(Data entries)
## BEGIN

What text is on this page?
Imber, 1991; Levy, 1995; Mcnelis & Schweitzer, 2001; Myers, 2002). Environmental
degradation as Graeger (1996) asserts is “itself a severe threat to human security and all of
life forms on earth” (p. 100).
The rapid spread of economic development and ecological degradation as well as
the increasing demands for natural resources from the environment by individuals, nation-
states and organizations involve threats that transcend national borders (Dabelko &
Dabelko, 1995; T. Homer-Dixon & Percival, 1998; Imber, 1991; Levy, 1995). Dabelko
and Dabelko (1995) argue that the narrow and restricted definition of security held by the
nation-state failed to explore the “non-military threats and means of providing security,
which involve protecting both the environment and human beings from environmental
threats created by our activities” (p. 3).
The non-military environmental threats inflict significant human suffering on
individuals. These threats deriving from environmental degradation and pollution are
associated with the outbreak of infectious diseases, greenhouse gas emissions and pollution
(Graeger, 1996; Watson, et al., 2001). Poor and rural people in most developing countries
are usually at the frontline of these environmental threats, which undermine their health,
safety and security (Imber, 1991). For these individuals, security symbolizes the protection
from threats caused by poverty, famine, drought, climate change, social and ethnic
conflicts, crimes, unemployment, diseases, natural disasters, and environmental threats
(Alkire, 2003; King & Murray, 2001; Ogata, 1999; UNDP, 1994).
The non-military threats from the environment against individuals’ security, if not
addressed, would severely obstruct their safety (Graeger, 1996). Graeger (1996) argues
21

## END
## BEGIN

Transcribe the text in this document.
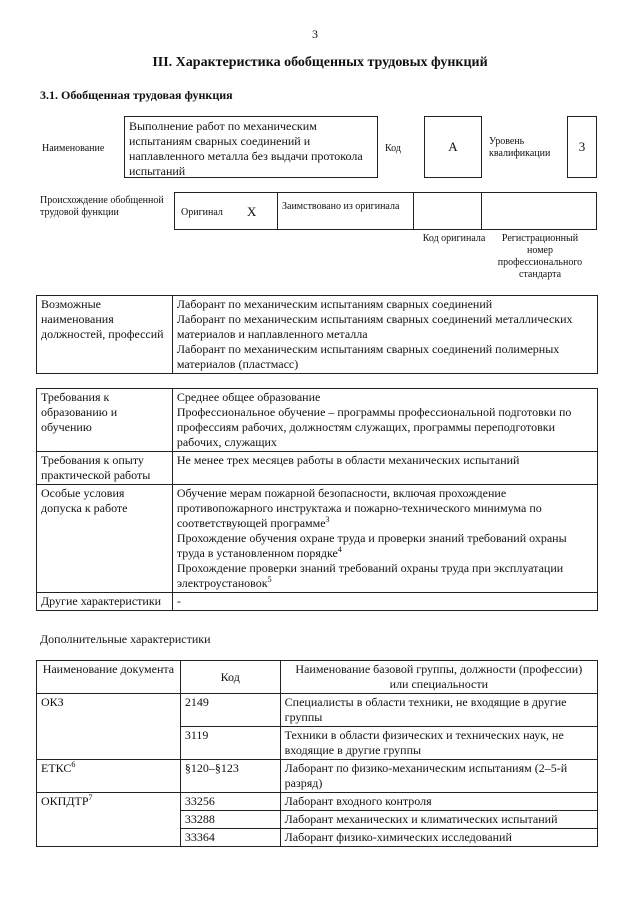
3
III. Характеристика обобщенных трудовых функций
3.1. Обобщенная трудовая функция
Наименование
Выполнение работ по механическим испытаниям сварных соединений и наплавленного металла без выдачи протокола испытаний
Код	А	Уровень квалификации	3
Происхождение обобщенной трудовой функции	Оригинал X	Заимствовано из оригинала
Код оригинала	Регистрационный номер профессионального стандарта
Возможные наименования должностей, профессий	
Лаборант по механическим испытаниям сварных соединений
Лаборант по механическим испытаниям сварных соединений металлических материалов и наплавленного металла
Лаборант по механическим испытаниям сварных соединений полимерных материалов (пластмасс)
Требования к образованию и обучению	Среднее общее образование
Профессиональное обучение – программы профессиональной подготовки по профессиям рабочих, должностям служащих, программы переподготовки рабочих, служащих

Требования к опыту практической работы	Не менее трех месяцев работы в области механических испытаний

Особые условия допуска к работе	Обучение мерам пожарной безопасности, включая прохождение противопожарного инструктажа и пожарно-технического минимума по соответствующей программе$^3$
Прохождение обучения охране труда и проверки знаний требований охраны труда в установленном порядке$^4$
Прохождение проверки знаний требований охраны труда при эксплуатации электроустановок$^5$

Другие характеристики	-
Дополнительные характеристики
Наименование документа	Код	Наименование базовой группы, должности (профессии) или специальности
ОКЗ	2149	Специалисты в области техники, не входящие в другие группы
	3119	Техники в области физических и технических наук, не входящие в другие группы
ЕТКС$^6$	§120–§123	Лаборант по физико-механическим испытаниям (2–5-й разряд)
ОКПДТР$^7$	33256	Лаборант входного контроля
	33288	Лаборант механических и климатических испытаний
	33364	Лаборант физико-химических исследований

## END

§ Description of the task
Go through the records and gather the lines that hold "involve".

§ The response
states and organizations involve threats that transcend national borders (Dabelko &
which involve protecting both the environment and human beings from environmental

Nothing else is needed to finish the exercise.